Text segment:
>> begin

Personal Computer instruction - 29 years

As part of my personal computer consulting company, I teach the use of personal computers, operating systems, the Web and applications programs. Built my first PC in 1976, inspired by the same Popular Electronics magazine article that started the Bill Gates and Paul Allen adventure.


 

3D scene and earth by jim coe     ship by winnston1984

 

Life

A passion for light, color and modeling

I've always been passionately interested in light and color. And like so many kids, I was fascinated with building models and making them as realistic as possible. Of course I grew up in the late 1940's and early '50's - long before personal computers. So I gravitated toward photography.

 

Started making photos at the age of 9, with a snapshot camera. My father gave me a 35mm camera at age 14 and I began developing my own film and making contact prints a couple of years later, eventually saving enough from working to build a darkroom with an enlarger.

 

While working on my high school's paper as photographer I learned the basics of photography and applied it to some of my many other interests - modeling, aviation, science, electronics, science fiction.

>> end

Directive 1: In the text about computer instruction and photography, in what year did the writer build a first PC?

Raw rows:

>> begin

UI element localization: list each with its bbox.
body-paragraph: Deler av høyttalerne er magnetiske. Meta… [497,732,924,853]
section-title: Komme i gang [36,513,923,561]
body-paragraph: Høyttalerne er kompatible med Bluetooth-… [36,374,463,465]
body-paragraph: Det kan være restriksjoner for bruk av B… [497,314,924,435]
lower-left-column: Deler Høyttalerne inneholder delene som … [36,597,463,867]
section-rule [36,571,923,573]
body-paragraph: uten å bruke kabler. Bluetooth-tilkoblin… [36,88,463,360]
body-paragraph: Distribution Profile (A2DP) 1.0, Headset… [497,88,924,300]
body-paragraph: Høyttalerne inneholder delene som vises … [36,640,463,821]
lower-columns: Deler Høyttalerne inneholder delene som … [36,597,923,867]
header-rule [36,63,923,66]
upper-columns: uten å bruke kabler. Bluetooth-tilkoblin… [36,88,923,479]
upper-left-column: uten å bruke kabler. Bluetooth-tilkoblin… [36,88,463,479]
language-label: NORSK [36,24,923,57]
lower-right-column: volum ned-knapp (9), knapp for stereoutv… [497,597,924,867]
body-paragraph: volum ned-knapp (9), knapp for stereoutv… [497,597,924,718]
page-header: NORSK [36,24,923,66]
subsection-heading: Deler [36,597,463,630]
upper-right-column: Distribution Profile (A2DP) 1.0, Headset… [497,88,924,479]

>> end

Directive 2: Repeat the rows from the first row through the line containing "upper-left-column: uten å", both included.

Output 1: 1976

Output 2:
UI element localization: list each with its bbox.
body-paragraph: Deler av høyttalerne er magnetiske. Meta… [497,732,924,853]
section-title: Komme i gang [36,513,923,561]
body-paragraph: Høyttalerne er kompatible med Bluetooth-… [36,374,463,465]
body-paragraph: Det kan være restriksjoner for bruk av B… [497,314,924,435]
lower-left-column: Deler Høyttalerne inneholder delene som … [36,597,463,867]
section-rule [36,571,923,573]
body-paragraph: uten å bruke kabler. Bluetooth-tilkoblin… [36,88,463,360]
body-paragraph: Distribution Profile (A2DP) 1.0, Headset… [497,88,924,300]
body-paragraph: Høyttalerne inneholder delene som vises … [36,640,463,821]
lower-columns: Deler Høyttalerne inneholder delene som … [36,597,923,867]
header-rule [36,63,923,66]
upper-columns: uten å bruke kabler. Bluetooth-tilkoblin… [36,88,923,479]
upper-left-column: uten å bruke kabler. Bluetooth-tilkoblin… [36,88,463,479]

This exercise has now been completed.